• What to do: From the entries provided below, copy each line that contains the word "Saeed".

• Data records:
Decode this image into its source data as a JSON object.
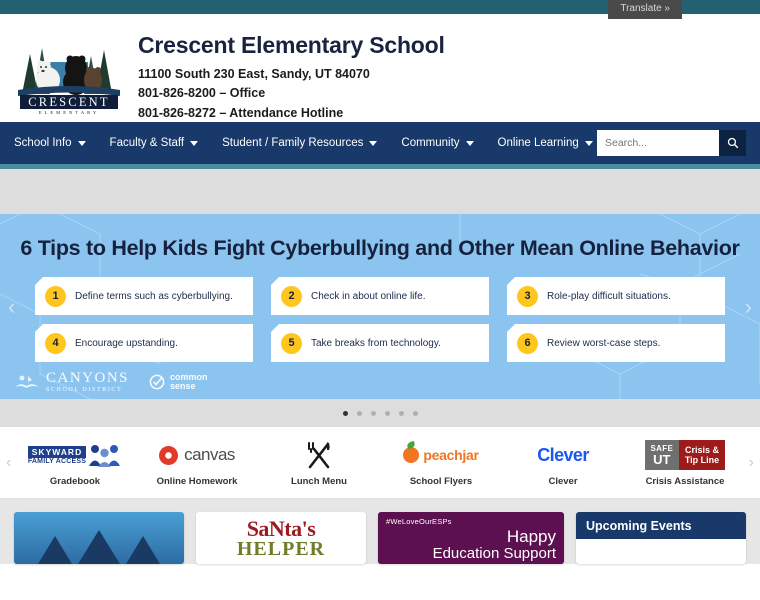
{
  "topbar": {
    "translate_label": "Translate »",
    "bar_color": "#236072"
  },
  "header": {
    "logo_name": "crescent-elementary-logo",
    "logo_word": "CRESCENT",
    "logo_subword": "E L E M E N T A R Y",
    "school_title": "Crescent Elementary School",
    "address": "11100 South 230 East, Sandy, UT 84070",
    "phone_office": "801-826-8200 – Office",
    "phone_attendance": "801-826-8272 – Attendance Hotline"
  },
  "nav": {
    "bg_color": "#183969",
    "items": [
      {
        "label": "School Info",
        "has_caret": true
      },
      {
        "label": "Faculty & Staff",
        "has_caret": true
      },
      {
        "label": "Student / Family Resources",
        "has_caret": true
      },
      {
        "label": "Community",
        "has_caret": true
      },
      {
        "label": "Online Learning",
        "has_caret": true
      }
    ],
    "search_placeholder": "Search...",
    "search_value": ""
  },
  "carousel": {
    "title": "6 Tips to Help Kids Fight Cyberbullying and Other Mean Online Behavior",
    "bg_color": "#8cc4f0",
    "accent_color": "#ffc61e",
    "prev_label": "‹",
    "next_label": "›",
    "tips": [
      {
        "num": "1",
        "text": "Define terms such as cyberbullying."
      },
      {
        "num": "2",
        "text": "Check in about online life."
      },
      {
        "num": "3",
        "text": "Role-play difficult situations."
      },
      {
        "num": "4",
        "text": "Encourage upstanding."
      },
      {
        "num": "5",
        "text": "Take breaks from technology."
      },
      {
        "num": "6",
        "text": "Review worst-case steps."
      }
    ],
    "brands": {
      "canyons_main": "CANYONS",
      "canyons_sub": "SCHOOL DISTRICT",
      "commonsense_line1": "common",
      "commonsense_line2": "sense"
    },
    "dots": [
      {
        "active": true
      },
      {
        "active": false
      },
      {
        "active": false
      },
      {
        "active": false
      },
      {
        "active": false
      },
      {
        "active": false
      }
    ]
  },
  "quicklinks": {
    "prev_label": "‹",
    "next_label": "›",
    "items": [
      {
        "label": "Gradebook",
        "logo": "skyward-family-access-logo",
        "word1": "SKYWARD",
        "word2": "FAMILY ACCESS"
      },
      {
        "label": "Online Homework",
        "logo": "canvas-logo",
        "word1": "canvas"
      },
      {
        "label": "Lunch Menu",
        "logo": "fork-and-knife-icon",
        "word1": "✕"
      },
      {
        "label": "School Flyers",
        "logo": "peachjar-logo",
        "word1": "peachjar"
      },
      {
        "label": "Clever",
        "logo": "clever-logo",
        "word1": "Clever"
      },
      {
        "label": "Crisis Assistance",
        "logo": "safe-ut-crisis-tip-line-logo",
        "word1": "SAFE",
        "word2": "UT",
        "word3": "Crisis &",
        "word4": "Tip Line"
      }
    ]
  },
  "bottom": {
    "cards": [
      {
        "name": "arrows-promo-card",
        "type": "arrows",
        "text": ""
      },
      {
        "name": "santas-helper-card",
        "type": "santa",
        "line1": "SaNta's",
        "line2": "HELPER"
      },
      {
        "name": "esp-appreciation-card",
        "type": "esp",
        "hashtag": "#WeLoveOurESPs",
        "happy": "Happy",
        "sub": "Education Support"
      },
      {
        "name": "upcoming-events-card",
        "type": "events",
        "heading": "Upcoming Events",
        "body": ""
      }
    ]
  }
}
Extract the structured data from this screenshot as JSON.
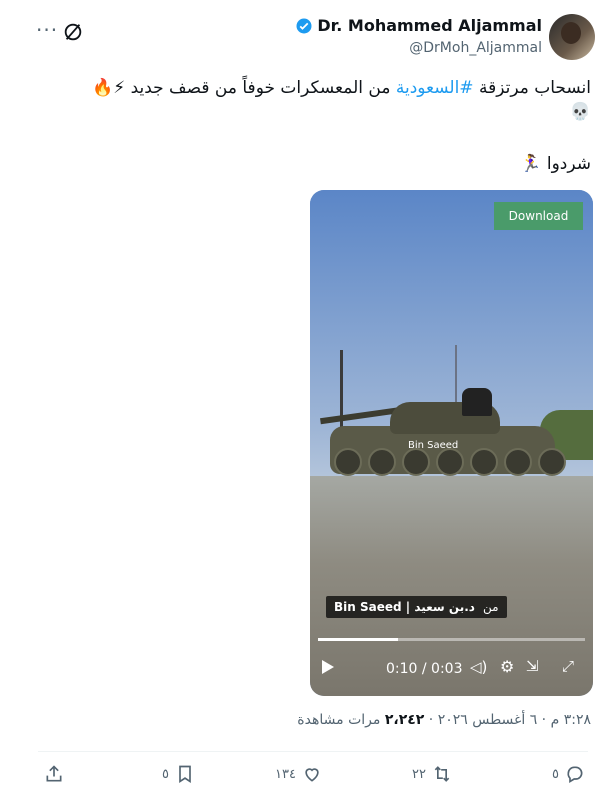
{
  "header": {
    "name": "Dr. Mohammed Aljammal",
    "handle": "@DrMoh_Aljammal"
  },
  "tweet": {
    "line1_before": "انسحاب مرتزقة ",
    "hashtag": "#السعودية",
    "line1_after": " من المعسكرات خوفاً من قصف جديد ⚡🔥",
    "line1_emoji": "💀",
    "line2": "شردوا 🏃‍♀️"
  },
  "video": {
    "download_label": "Download",
    "watermark": "Bin Saeed",
    "caption_bold": "Bin Saeed | د.بن سعيد",
    "caption_prefix": "من",
    "time": "0:10 / 0:03",
    "progress": 0.3
  },
  "meta": {
    "time": "٣:٢٨ م",
    "date": "٦ أغسطس ٢٠٢٦",
    "views_count": "٢،٢٤٢",
    "views_label": "مرات مشاهدة"
  },
  "actions": {
    "replies": "٥",
    "reposts": "٢٢",
    "likes": "١٣٤",
    "bookmarks": "٥"
  },
  "colors": {
    "accent": "#1d9bf0",
    "secondary_text": "#536471",
    "download_button": "#4a9b6a"
  }
}
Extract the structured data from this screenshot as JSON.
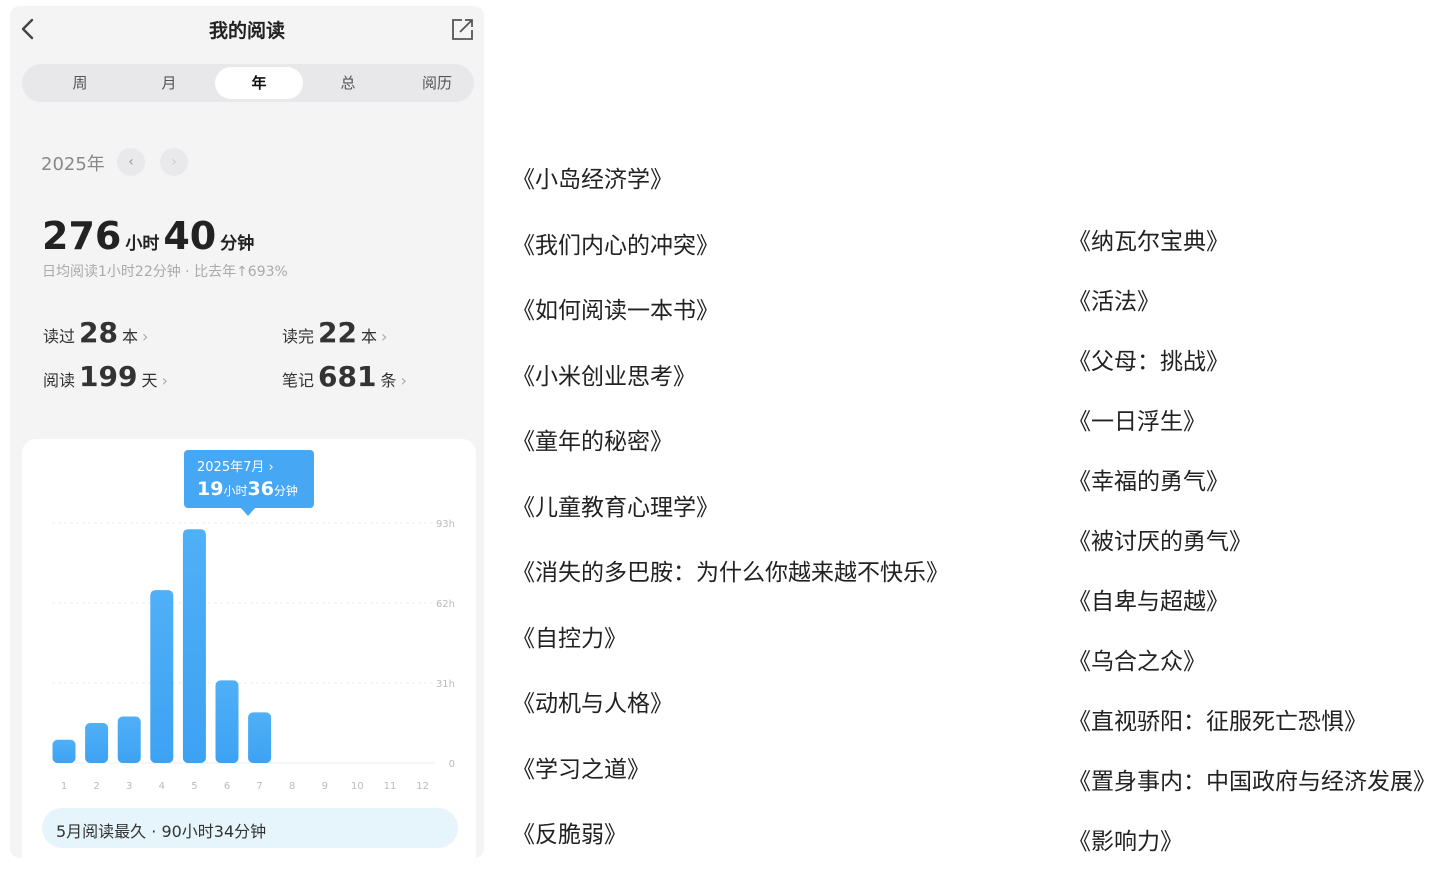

• Answer for the task:
    "watermark": "Bin Saeed",
    "caption_bold": "Bin Saeed | د.بن سعيد",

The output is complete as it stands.